*Short task*. Please give the listing again in its entirety, exactly as written.

════

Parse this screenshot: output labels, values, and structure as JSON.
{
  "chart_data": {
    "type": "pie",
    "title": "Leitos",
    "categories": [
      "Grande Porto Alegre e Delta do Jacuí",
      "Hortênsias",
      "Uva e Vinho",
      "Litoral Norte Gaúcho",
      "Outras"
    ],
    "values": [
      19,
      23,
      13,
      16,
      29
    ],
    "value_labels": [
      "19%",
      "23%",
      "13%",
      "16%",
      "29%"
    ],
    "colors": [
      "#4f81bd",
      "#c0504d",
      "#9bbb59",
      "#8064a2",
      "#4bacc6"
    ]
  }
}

════

*Completed exercise*.
Parse this screenshot: output labels, values, and structure as JSON.
{
  "chart_data": {
    "type": "pie",
    "title": "Leitos",
    "categories": [
      "Grande Porto Alegre e Delta do Jacuí",
      "Hortênsias",
      "Uva e Vinho",
      "Litoral Norte Gaúcho",
      "Outras"
    ],
    "values": [
      19,
      23,
      13,
      16,
      29
    ],
    "value_labels": [
      "19%",
      "23%",
      "13%",
      "16%",
      "29%"
    ],
    "colors": [
      "#4f81bd",
      "#c0504d",
      "#9bbb59",
      "#8064a2",
      "#4bacc6"
    ]
  }
}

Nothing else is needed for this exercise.